_Actions to take_
(1) How long did Pete Scazzero pastor New Life Fellowship, according to the Daily Riches excerpt?
(2) Translate this sentence from the Daily Riches excerpt into Spanish: "The problem is that bridging racial barriers is slow and will rarely produce ‘big’ numbers."
(3) Please output the part of the Daily Riches excerpt starting at "Pete Scazzero pastored" and ending at "and gender barriers.".

_Study text_

Daily Riches: Why Racism Continues in the Church Today – Part I (Pete Scazzero)

Pete Scazzero pastored New Life Fellowship in Elmhurst, Queens for over 25 years. The church reflects the demographic diversity of Elmhurst – perhaps the most demographically diverse zip code in the country. Over the years, the church has been forced to deal with racism in unsuspected and painful ways. Here’s why, according to Scazzero, this problem is so persistent:

“1. Failure to capture Scripture’s vision of the church as a multi-racial community that transcends racial, cultural, economic and gender barriers.

The gospel is the power of God that bridges the infinite gap between humanity and God as well as the ‘dividing wall’ between races, cultures, ethnicities, social classes, and genders.

2. Measuring success primarily by numbers.

We want to grow our churches. We want it to happen quickly. The problem is that bridging racial barriers is slow and will rarely produce ‘big’ numbers.

3. Superficial discipleship.

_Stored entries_
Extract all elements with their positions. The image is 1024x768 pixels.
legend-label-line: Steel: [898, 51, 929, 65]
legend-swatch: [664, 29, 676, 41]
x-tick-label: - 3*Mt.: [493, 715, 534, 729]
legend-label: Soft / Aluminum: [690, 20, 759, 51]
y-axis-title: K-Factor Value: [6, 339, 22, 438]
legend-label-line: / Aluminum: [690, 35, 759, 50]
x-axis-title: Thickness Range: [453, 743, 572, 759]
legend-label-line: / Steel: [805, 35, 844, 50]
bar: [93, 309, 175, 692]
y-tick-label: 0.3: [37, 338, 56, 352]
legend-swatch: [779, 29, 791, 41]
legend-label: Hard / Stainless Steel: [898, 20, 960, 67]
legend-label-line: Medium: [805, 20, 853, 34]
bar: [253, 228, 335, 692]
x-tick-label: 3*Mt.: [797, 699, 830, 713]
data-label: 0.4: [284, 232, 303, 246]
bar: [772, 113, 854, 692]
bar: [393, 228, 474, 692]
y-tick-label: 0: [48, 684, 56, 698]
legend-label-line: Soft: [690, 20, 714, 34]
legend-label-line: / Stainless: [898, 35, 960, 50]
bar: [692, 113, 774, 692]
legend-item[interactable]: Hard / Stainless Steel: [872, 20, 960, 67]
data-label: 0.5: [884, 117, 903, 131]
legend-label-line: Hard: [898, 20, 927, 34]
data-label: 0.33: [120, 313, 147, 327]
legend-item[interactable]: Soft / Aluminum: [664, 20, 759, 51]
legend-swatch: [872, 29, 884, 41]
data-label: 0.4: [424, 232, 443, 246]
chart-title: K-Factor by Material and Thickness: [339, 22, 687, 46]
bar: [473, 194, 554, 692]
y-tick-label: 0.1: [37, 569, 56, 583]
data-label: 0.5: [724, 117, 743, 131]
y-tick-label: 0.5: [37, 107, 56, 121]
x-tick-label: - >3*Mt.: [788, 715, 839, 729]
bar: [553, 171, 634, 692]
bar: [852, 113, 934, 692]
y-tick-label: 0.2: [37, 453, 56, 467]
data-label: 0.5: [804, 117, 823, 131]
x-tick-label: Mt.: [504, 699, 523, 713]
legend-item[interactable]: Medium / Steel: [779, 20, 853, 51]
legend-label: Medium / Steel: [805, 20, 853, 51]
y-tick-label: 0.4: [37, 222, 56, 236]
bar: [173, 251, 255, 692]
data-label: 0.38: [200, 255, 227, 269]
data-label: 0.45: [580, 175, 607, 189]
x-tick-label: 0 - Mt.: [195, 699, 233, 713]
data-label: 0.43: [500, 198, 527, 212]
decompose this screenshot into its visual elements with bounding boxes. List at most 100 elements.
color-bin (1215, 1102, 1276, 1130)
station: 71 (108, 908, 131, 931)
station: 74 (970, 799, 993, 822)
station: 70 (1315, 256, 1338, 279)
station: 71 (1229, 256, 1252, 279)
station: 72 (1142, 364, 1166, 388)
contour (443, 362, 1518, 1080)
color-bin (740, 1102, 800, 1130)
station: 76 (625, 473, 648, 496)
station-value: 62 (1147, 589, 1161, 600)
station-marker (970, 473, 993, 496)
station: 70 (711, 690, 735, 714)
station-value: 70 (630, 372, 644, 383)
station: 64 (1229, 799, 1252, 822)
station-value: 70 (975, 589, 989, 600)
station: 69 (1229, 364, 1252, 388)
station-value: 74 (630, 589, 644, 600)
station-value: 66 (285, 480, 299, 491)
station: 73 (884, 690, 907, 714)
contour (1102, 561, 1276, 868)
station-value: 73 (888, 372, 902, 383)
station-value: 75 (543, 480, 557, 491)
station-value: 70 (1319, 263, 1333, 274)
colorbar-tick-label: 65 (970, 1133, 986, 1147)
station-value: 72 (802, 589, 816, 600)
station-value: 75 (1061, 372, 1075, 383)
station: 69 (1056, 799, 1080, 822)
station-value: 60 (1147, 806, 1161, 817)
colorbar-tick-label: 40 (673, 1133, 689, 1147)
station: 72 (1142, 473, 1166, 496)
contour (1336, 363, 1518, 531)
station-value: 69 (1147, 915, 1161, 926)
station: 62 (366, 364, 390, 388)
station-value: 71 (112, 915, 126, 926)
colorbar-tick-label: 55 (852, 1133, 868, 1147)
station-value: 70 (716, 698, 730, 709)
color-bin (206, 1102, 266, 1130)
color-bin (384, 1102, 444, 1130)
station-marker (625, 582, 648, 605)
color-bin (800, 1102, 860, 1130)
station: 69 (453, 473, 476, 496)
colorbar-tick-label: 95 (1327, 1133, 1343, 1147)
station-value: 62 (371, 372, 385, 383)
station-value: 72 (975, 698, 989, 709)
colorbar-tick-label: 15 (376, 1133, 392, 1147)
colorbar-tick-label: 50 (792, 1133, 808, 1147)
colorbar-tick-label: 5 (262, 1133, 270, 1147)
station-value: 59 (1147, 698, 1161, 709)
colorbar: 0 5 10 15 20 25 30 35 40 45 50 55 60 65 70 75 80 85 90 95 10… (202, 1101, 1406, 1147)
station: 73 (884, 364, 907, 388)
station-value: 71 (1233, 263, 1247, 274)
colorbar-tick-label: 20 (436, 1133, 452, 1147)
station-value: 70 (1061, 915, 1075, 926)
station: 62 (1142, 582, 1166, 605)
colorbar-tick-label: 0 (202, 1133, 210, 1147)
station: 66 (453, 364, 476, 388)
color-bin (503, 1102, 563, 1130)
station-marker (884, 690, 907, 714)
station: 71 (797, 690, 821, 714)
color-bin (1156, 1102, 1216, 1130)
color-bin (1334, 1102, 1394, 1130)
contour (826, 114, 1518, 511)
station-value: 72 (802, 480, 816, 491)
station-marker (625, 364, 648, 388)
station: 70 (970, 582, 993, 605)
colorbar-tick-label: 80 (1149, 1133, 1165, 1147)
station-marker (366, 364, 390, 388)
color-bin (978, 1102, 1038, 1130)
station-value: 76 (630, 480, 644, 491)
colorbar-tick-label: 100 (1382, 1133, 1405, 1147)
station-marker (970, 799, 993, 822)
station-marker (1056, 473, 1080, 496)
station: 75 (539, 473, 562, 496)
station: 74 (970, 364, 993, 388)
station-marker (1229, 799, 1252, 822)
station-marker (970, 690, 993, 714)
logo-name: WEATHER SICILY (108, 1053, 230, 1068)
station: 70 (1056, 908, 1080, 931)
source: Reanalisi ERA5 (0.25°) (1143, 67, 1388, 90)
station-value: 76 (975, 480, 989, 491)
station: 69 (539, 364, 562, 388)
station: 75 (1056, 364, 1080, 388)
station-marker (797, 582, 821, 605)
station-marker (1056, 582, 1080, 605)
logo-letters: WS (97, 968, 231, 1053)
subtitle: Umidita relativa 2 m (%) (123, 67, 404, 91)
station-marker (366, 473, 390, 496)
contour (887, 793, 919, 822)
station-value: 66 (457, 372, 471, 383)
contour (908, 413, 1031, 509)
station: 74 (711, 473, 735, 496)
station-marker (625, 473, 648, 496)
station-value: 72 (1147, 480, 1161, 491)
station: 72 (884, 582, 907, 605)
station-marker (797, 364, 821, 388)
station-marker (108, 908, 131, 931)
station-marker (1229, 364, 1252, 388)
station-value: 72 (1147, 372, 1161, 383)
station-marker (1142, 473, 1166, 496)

_Task answers_
(1) Over 25 years.

(2) El problema es que superar las barreras raciales es lento y rara vez produce cifras «grandes».

(3)
Pete Scazzero pastored New Life Fellowship in Elmhurst, Queens for over 25 years. The church reflects the demographic diversity of Elmhurst – perhaps the most demographically diverse zip code in the country. Over the years, the church has been forced to deal with racism in unsuspected and painful ways. Here’s why, according to Scazzero, this problem is so persistent:

“1. Failure to capture Scripture’s vision of the church as a multi-racial community that transcends racial, cultural, economic and gender barriers.